DATA FOR PROCESSING

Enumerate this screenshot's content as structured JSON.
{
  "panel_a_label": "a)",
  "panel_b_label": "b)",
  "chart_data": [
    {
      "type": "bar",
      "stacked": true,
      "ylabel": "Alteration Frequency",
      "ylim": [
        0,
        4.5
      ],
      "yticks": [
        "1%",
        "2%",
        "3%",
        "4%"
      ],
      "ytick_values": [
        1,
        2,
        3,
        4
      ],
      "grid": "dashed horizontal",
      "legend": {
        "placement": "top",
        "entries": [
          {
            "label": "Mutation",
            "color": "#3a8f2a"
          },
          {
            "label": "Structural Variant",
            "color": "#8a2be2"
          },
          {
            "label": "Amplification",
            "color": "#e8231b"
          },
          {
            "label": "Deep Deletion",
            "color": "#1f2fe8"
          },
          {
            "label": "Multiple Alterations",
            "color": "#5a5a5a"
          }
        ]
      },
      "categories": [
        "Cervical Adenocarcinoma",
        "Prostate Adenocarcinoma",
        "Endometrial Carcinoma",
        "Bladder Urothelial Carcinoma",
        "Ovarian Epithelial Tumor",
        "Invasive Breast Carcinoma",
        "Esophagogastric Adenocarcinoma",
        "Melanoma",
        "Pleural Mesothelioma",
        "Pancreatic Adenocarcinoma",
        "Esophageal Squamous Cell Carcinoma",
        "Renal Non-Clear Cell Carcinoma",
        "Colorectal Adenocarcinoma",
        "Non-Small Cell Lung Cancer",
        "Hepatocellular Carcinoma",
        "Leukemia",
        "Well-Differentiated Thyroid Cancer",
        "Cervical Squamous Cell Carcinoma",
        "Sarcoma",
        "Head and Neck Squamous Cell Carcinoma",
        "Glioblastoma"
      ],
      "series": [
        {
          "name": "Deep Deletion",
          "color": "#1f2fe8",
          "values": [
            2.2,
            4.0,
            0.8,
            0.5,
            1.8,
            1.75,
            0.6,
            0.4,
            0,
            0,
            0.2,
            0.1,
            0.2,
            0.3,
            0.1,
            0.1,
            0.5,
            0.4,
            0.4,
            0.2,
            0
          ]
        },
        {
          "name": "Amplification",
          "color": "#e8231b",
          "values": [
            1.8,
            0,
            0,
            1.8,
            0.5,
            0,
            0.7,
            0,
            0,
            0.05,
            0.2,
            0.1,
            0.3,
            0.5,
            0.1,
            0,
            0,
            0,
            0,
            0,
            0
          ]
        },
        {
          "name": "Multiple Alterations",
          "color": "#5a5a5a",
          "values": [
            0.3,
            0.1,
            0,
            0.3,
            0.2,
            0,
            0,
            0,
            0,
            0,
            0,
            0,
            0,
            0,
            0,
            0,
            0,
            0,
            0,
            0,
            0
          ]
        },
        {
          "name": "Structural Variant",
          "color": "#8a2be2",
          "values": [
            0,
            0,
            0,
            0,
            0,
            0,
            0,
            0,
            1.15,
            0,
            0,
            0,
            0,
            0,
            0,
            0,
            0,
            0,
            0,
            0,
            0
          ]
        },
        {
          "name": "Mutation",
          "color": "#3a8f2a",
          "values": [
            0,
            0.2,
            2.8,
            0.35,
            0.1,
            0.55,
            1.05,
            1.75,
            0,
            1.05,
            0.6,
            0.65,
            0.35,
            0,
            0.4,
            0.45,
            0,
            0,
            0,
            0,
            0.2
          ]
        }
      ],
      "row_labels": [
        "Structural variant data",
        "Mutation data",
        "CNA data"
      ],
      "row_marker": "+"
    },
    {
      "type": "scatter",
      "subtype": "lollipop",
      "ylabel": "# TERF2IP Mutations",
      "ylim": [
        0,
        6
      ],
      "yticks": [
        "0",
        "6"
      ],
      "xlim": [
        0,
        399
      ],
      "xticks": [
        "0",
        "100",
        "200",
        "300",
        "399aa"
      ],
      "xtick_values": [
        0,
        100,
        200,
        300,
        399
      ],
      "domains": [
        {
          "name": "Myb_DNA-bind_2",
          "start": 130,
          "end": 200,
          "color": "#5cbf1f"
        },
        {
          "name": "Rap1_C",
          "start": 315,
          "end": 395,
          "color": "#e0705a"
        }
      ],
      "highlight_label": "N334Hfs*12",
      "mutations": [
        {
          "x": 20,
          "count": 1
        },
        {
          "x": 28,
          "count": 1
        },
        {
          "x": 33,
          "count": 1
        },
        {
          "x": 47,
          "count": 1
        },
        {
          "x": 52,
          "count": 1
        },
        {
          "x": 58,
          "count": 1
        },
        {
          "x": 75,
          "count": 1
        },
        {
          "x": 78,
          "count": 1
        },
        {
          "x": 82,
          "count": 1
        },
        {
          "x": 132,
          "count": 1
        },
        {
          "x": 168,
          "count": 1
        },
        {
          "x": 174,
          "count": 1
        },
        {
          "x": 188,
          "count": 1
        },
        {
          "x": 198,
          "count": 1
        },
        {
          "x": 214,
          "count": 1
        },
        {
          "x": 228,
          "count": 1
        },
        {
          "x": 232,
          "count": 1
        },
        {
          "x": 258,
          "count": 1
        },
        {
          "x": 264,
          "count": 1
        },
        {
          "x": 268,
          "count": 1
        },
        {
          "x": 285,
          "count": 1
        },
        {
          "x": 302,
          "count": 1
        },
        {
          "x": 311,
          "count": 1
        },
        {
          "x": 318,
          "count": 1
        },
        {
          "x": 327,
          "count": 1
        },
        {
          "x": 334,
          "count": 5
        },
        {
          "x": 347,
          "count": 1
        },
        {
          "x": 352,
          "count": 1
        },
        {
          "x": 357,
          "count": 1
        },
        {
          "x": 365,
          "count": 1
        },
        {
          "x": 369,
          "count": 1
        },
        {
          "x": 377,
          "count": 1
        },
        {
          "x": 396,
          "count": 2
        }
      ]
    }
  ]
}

YOUR ASSIGNMENT
Reply with nothing but the number of lines in the data that include the word "Squamous".

REPLY TO THE EXERCISE
3